- WRITTEN EXERCISE -
Check each line for the string "here" and give only the count of lines that have it.

Items from a data source
----

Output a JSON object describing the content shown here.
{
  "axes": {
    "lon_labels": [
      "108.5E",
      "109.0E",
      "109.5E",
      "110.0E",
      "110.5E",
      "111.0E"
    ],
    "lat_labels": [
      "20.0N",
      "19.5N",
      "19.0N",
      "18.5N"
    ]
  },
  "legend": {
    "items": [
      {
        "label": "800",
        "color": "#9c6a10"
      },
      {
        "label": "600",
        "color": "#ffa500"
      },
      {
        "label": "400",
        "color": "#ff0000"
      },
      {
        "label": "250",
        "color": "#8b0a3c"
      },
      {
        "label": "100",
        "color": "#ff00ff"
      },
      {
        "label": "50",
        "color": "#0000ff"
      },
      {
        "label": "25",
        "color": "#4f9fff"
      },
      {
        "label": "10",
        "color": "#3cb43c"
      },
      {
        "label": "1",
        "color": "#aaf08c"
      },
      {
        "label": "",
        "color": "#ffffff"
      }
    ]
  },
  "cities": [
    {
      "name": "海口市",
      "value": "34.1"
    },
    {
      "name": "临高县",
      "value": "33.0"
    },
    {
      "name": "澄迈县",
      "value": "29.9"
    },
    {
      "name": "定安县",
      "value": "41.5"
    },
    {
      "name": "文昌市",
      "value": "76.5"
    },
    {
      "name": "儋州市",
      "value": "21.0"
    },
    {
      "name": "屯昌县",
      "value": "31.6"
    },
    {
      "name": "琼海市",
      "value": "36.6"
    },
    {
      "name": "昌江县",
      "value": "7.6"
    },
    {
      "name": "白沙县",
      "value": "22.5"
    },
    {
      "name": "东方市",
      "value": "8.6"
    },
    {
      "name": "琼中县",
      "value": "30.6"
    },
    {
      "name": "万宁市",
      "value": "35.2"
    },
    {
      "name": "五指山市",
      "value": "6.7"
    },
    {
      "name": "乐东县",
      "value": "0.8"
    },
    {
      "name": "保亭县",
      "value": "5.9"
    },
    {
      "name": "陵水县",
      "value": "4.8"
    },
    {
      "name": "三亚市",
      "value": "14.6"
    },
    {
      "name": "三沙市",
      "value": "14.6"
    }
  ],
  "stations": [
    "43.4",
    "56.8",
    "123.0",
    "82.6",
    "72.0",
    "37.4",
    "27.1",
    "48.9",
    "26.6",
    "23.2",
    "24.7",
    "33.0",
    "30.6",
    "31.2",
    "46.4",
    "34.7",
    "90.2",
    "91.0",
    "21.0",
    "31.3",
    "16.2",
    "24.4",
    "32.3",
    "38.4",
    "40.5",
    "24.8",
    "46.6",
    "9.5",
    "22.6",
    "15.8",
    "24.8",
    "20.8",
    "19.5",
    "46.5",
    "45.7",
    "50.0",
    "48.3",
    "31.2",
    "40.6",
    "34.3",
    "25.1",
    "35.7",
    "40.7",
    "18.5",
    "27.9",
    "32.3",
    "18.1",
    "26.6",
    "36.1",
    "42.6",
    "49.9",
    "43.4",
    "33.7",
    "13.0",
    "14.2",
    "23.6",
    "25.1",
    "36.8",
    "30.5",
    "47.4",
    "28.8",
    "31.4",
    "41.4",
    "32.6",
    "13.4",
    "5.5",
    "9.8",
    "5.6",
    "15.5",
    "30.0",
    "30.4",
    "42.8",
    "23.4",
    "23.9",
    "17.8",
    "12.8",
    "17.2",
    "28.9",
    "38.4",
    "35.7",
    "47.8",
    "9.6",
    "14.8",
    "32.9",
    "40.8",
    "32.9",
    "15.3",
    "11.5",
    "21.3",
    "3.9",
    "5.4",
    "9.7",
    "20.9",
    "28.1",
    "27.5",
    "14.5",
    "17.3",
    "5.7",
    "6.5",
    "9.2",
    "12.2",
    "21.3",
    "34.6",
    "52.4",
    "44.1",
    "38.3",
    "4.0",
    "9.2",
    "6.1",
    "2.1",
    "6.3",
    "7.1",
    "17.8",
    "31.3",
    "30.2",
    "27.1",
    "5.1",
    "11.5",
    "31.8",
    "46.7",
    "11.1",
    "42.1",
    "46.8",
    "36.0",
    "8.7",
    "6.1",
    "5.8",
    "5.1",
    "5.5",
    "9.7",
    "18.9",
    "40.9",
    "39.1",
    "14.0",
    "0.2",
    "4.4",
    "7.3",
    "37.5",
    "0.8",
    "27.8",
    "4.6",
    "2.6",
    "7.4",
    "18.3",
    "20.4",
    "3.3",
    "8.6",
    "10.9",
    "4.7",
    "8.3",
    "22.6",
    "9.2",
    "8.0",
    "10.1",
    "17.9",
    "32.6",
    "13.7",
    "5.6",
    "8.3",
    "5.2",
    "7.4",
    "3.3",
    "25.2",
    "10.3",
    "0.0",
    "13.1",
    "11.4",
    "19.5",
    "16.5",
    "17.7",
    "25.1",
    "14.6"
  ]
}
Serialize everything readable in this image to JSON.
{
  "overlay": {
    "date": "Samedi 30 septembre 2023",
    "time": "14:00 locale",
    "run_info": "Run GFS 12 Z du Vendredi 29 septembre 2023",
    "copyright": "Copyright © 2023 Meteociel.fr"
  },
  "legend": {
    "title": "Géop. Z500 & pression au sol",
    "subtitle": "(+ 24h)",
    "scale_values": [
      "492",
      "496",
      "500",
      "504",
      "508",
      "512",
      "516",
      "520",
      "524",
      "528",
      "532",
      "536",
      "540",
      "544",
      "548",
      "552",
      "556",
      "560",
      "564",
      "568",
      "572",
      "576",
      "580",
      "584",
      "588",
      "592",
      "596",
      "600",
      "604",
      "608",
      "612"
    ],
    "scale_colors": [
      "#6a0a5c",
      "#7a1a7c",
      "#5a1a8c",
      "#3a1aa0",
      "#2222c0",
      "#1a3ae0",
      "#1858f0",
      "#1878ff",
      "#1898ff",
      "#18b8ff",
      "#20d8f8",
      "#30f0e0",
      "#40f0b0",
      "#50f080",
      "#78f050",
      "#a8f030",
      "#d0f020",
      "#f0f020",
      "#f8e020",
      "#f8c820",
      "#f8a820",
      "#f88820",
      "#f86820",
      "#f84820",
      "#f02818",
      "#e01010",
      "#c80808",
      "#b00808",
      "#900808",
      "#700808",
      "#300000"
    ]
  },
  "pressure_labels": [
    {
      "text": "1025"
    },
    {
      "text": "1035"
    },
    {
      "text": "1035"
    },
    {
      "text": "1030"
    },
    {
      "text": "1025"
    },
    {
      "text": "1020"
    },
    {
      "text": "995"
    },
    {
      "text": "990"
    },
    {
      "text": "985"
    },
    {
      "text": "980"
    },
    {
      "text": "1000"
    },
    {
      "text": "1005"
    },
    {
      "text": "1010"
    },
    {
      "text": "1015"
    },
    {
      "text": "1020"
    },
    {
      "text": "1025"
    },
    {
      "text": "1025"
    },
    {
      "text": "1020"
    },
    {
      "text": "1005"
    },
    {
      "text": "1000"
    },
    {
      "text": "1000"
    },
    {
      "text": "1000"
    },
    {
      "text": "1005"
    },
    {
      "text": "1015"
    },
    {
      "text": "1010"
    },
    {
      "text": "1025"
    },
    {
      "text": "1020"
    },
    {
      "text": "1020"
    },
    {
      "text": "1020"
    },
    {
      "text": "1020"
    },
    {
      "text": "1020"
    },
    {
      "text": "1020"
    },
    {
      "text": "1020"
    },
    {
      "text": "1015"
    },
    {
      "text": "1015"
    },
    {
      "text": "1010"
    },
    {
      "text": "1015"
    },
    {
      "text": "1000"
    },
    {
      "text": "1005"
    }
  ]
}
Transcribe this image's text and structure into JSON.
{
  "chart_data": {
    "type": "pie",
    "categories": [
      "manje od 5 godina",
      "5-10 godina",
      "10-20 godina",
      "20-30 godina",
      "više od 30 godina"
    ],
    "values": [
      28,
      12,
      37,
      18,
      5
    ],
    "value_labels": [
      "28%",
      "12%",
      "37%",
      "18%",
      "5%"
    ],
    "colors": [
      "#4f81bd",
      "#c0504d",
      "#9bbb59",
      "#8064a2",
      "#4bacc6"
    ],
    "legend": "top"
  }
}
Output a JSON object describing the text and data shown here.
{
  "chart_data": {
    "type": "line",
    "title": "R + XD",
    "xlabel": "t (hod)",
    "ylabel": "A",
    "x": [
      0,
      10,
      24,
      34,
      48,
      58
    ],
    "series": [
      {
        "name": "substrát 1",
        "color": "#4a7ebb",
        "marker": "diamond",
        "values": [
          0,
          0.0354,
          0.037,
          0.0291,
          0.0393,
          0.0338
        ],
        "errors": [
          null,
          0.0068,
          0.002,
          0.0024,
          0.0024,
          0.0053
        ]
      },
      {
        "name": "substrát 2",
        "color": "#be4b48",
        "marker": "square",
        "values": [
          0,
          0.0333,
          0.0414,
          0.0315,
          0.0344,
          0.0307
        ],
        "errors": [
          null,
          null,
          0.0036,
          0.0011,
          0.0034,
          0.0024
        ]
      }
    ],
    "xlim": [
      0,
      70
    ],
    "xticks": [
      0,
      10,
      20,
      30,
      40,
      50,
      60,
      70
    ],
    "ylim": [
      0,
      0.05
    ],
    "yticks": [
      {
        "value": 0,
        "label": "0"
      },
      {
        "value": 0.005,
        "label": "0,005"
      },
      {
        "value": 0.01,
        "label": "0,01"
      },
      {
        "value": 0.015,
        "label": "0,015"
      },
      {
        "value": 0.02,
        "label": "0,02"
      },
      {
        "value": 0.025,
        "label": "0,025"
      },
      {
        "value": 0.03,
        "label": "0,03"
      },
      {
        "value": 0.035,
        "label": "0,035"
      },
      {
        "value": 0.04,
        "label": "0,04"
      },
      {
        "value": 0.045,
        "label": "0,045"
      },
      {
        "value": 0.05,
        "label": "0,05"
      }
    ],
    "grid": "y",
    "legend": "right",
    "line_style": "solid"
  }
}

----

- REPLY -
2